§ **RECORDS**

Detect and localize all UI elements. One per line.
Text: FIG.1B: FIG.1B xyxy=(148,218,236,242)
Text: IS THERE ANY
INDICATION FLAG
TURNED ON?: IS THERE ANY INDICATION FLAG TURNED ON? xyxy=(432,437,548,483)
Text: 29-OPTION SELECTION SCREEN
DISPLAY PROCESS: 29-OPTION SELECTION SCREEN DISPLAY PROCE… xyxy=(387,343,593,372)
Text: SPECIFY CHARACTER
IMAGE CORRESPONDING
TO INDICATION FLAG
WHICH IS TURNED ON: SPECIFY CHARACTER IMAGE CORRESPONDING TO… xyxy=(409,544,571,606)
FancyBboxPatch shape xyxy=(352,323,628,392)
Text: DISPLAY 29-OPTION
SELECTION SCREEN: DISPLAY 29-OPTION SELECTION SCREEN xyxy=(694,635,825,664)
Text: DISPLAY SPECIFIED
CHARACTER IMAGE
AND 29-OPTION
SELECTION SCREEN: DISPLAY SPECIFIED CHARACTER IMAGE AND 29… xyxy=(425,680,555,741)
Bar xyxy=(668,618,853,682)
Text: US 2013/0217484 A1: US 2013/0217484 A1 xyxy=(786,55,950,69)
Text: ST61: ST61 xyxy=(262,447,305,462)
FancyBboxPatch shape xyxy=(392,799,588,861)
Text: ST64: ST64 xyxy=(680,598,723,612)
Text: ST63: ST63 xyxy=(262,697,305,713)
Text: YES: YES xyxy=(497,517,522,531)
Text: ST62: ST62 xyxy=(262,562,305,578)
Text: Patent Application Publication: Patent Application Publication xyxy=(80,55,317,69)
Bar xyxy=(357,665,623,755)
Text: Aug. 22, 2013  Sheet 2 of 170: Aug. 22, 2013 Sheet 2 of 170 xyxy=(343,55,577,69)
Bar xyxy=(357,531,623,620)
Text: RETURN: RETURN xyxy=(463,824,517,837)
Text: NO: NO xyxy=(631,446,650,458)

§ **THE REQUEST**
Copy all of the rows above word for word, keeping every line break, number and coordinate unchanged.

§ **RESPONSE TO THIS TASK**
Detect and localize all UI elements. One per line.
Text: FIG.1B: FIG.1B xyxy=(148,218,236,242)
Text: IS THERE ANY
INDICATION FLAG
TURNED ON?: IS THERE ANY INDICATION FLAG TURNED ON? xyxy=(432,437,548,483)
Text: 29-OPTION SELECTION SCREEN
DISPLAY PROCESS: 29-OPTION SELECTION SCREEN DISPLAY PROCE… xyxy=(387,343,593,372)
Text: SPECIFY CHARACTER
IMAGE CORRESPONDING
TO INDICATION FLAG
WHICH IS TURNED ON: SPECIFY CHARACTER IMAGE CORRESPONDING TO… xyxy=(409,544,571,606)
FancyBboxPatch shape xyxy=(352,323,628,392)
Text: DISPLAY 29-OPTION
SELECTION SCREEN: DISPLAY 29-OPTION SELECTION SCREEN xyxy=(694,635,825,664)
Text: DISPLAY SPECIFIED
CHARACTER IMAGE
AND 29-OPTION
SELECTION SCREEN: DISPLAY SPECIFIED CHARACTER IMAGE AND 29… xyxy=(425,680,555,741)
Bar xyxy=(668,618,853,682)
Text: US 2013/0217484 A1: US 2013/0217484 A1 xyxy=(786,55,950,69)
Text: ST61: ST61 xyxy=(262,447,305,462)
FancyBboxPatch shape xyxy=(392,799,588,861)
Text: ST64: ST64 xyxy=(680,598,723,612)
Text: ST63: ST63 xyxy=(262,697,305,713)
Text: YES: YES xyxy=(497,517,522,531)
Text: ST62: ST62 xyxy=(262,562,305,578)
Text: Patent Application Publication: Patent Application Publication xyxy=(80,55,317,69)
Bar xyxy=(357,665,623,755)
Text: Aug. 22, 2013  Sheet 2 of 170: Aug. 22, 2013 Sheet 2 of 170 xyxy=(343,55,577,69)
Bar xyxy=(357,531,623,620)
Text: RETURN: RETURN xyxy=(463,824,517,837)
Text: NO: NO xyxy=(631,446,650,458)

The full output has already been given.